Reproduce each of the following rows verbatim, keeping every character and line break unchanged.

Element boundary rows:
== == ==

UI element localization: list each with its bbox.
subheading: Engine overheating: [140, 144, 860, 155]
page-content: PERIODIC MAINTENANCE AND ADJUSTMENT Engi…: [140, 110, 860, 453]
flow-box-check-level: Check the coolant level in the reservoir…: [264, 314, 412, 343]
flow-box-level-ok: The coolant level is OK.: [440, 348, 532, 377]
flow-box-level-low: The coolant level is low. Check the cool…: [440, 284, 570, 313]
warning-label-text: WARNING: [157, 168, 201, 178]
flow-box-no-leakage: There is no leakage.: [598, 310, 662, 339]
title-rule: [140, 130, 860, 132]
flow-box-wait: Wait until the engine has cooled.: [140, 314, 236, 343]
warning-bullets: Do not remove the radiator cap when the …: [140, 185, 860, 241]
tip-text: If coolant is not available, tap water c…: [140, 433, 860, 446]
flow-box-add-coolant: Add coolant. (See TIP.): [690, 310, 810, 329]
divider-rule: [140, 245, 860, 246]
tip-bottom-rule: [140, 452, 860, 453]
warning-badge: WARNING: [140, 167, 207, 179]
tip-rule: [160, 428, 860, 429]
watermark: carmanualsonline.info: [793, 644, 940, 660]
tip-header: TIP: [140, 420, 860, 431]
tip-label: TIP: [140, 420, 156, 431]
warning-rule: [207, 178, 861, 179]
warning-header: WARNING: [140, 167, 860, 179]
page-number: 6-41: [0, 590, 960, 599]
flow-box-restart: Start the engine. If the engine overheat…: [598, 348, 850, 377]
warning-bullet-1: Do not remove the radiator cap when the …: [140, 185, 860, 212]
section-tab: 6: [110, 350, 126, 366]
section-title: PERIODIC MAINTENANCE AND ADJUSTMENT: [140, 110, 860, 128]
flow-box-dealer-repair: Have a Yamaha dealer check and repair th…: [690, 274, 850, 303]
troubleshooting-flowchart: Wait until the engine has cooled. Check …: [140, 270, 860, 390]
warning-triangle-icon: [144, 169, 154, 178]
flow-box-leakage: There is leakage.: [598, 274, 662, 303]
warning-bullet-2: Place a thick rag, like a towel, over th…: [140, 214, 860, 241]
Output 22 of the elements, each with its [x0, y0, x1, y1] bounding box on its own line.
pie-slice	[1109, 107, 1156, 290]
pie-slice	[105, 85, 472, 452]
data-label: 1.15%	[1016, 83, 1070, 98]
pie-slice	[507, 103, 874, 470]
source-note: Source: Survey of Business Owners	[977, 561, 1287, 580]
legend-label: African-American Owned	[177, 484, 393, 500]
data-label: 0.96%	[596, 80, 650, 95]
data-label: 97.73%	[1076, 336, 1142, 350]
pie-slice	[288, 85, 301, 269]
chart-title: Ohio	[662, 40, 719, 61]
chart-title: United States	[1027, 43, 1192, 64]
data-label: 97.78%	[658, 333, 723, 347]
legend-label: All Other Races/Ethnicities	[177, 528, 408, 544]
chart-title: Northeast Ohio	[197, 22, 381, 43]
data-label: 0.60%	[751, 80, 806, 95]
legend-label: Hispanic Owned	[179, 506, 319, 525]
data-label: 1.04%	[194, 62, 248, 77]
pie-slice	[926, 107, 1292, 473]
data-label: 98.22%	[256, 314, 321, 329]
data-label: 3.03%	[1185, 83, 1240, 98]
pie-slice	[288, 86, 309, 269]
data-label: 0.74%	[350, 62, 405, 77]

== == ==

*ANSWER IN FULL*:
UI element localization: list each with its bbox.
subheading: Engine overheating: [140, 144, 860, 155]
page-content: PERIODIC MAINTENANCE AND ADJUSTMENT Engi…: [140, 110, 860, 453]
flow-box-check-level: Check the coolant level in the reservoir…: [264, 314, 412, 343]
flow-box-level-ok: The coolant level is OK.: [440, 348, 532, 377]
flow-box-level-low: The coolant level is low. Check the cool…: [440, 284, 570, 313]
warning-label-text: WARNING: [157, 168, 201, 178]
flow-box-no-leakage: There is no leakage.: [598, 310, 662, 339]
title-rule: [140, 130, 860, 132]
flow-box-wait: Wait until the engine has cooled.: [140, 314, 236, 343]
warning-bullets: Do not remove the radiator cap when the …: [140, 185, 860, 241]
tip-text: If coolant is not available, tap water c…: [140, 433, 860, 446]
flow-box-add-coolant: Add coolant. (See TIP.): [690, 310, 810, 329]
divider-rule: [140, 245, 860, 246]
tip-bottom-rule: [140, 452, 860, 453]
warning-badge: WARNING: [140, 167, 207, 179]
tip-rule: [160, 428, 860, 429]
watermark: carmanualsonline.info: [793, 644, 940, 660]
tip-header: TIP: [140, 420, 860, 431]
tip-label: TIP: [140, 420, 156, 431]
warning-rule: [207, 178, 861, 179]
warning-header: WARNING: [140, 167, 860, 179]
page-number: 6-41: [0, 590, 960, 599]
flow-box-restart: Start the engine. If the engine overheat…: [598, 348, 850, 377]
warning-bullet-1: Do not remove the radiator cap when the …: [140, 185, 860, 212]
section-tab: 6: [110, 350, 126, 366]
section-title: PERIODIC MAINTENANCE AND ADJUSTMENT: [140, 110, 860, 128]
flow-box-dealer-repair: Have a Yamaha dealer check and repair th…: [690, 274, 850, 303]
troubleshooting-flowchart: Wait until the engine has cooled. Check …: [140, 270, 860, 390]
warning-triangle-icon: [144, 169, 154, 178]
flow-box-leakage: There is leakage.: [598, 274, 662, 303]
warning-bullet-2: Place a thick rag, like a towel, over th…: [140, 214, 860, 241]
Output 22 of the elements, each with its [x0, y0, x1, y1] bounding box on its own line.
pie-slice	[1109, 107, 1156, 290]
pie-slice	[105, 85, 472, 452]
data-label: 1.15%	[1016, 83, 1070, 98]
pie-slice	[507, 103, 874, 470]
source-note: Source: Survey of Business Owners	[977, 561, 1287, 580]
legend-label: African-American Owned	[177, 484, 393, 500]
data-label: 0.96%	[596, 80, 650, 95]
data-label: 97.73%	[1076, 336, 1142, 350]
pie-slice	[288, 85, 301, 269]
chart-title: Ohio	[662, 40, 719, 61]
chart-title: United States	[1027, 43, 1192, 64]
data-label: 97.78%	[658, 333, 723, 347]
legend-label: All Other Races/Ethnicities	[177, 528, 408, 544]
chart-title: Northeast Ohio	[197, 22, 381, 43]
data-label: 0.60%	[751, 80, 806, 95]
legend-label: Hispanic Owned	[179, 506, 319, 525]
data-label: 1.04%	[194, 62, 248, 77]
pie-slice	[926, 107, 1292, 473]
data-label: 98.22%	[256, 314, 321, 329]
data-label: 3.03%	[1185, 83, 1240, 98]
pie-slice	[288, 86, 309, 269]
data-label: 0.74%	[350, 62, 405, 77]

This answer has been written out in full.